Problem description => Below are records; count the lines in them that hold "связи" and give only the count.

A run of records
## START

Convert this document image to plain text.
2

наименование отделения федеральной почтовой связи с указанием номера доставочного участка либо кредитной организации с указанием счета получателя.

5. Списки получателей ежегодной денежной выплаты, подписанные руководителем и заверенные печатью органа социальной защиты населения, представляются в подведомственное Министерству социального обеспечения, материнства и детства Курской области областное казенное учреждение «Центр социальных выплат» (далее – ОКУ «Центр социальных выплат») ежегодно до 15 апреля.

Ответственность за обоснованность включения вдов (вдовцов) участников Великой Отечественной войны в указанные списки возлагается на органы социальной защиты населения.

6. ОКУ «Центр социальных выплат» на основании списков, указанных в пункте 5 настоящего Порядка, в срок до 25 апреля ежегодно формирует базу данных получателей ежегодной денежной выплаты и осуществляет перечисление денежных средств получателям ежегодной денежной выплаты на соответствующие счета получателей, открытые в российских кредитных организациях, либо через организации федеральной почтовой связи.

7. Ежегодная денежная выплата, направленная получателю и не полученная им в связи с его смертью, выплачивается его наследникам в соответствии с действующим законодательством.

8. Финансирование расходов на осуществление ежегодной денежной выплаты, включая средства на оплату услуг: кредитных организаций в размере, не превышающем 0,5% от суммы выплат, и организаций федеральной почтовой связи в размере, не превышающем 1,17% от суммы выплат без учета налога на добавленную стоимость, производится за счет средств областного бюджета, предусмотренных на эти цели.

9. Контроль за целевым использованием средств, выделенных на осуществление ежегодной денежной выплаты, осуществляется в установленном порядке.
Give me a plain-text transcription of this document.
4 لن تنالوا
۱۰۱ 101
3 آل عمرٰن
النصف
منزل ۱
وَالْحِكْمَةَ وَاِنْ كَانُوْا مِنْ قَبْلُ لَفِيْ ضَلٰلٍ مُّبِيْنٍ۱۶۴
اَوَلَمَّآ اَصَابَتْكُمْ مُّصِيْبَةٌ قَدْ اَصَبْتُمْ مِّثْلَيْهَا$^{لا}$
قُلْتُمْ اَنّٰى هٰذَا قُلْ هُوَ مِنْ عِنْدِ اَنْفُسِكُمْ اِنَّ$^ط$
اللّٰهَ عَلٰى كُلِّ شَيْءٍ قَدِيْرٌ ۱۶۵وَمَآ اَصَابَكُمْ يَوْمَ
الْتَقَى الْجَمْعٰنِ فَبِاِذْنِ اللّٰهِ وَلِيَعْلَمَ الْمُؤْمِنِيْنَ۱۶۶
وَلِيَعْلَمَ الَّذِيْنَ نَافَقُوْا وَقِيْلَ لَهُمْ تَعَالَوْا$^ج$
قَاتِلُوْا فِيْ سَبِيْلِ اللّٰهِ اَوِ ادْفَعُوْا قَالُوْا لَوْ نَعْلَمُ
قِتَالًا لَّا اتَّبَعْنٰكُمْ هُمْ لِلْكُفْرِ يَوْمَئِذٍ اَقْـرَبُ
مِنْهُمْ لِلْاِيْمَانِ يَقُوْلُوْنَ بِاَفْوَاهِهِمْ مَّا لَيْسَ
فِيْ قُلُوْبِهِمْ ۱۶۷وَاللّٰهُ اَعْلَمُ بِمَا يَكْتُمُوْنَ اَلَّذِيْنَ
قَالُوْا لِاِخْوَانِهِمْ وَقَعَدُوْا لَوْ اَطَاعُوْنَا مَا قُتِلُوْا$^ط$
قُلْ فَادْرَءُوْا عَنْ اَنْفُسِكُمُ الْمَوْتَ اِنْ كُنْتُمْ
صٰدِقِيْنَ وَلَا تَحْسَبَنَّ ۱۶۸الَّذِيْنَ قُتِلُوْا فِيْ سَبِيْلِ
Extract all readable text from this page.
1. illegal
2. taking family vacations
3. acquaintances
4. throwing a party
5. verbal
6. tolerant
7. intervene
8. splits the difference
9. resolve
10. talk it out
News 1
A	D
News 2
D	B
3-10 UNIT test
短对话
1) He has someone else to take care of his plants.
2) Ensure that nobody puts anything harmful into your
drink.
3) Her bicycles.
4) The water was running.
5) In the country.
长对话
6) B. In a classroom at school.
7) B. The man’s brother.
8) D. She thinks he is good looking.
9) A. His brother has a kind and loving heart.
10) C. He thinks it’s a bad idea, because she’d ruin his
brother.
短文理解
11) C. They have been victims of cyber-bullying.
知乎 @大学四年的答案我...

## END

Solution for this exercise => 4